═══ Exercise inputs ═══

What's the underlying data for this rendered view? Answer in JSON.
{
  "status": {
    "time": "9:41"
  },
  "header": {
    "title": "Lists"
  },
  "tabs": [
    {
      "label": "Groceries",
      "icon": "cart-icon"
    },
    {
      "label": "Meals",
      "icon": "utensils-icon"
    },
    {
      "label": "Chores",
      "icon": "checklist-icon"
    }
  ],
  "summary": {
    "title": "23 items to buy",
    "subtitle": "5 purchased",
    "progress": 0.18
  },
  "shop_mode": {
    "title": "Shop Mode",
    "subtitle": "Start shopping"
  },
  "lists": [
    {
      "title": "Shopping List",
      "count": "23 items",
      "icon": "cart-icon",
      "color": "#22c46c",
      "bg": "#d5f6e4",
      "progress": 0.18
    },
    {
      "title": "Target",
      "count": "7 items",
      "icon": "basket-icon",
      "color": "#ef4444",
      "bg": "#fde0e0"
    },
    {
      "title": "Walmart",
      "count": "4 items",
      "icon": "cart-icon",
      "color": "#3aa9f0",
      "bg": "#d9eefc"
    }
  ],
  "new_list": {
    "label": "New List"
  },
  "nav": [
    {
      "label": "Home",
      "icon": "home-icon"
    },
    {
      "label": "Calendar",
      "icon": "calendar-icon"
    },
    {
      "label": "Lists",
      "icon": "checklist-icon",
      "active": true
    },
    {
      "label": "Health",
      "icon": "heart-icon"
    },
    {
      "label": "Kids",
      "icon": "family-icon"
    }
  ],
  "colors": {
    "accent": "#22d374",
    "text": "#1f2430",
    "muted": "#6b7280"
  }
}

═══
═══ Exercise inputs ═══

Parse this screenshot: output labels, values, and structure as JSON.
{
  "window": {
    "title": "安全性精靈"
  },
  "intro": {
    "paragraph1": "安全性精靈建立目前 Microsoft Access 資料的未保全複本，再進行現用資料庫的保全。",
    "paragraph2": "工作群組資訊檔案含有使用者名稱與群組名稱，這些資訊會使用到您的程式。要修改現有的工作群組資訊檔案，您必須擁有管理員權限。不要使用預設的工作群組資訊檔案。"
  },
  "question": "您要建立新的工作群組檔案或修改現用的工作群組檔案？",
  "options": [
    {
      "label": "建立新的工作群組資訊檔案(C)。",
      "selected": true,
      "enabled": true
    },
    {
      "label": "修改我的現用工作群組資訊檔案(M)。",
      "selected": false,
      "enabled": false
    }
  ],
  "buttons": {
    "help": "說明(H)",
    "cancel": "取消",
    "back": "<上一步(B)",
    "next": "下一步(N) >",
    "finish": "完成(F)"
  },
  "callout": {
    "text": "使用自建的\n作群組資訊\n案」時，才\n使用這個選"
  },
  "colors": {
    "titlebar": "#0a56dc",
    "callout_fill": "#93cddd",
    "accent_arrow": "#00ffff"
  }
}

═══

[Exercise] Find the lines of the material that hold the word "text" and report their count alone.

[Response to this exercise] 2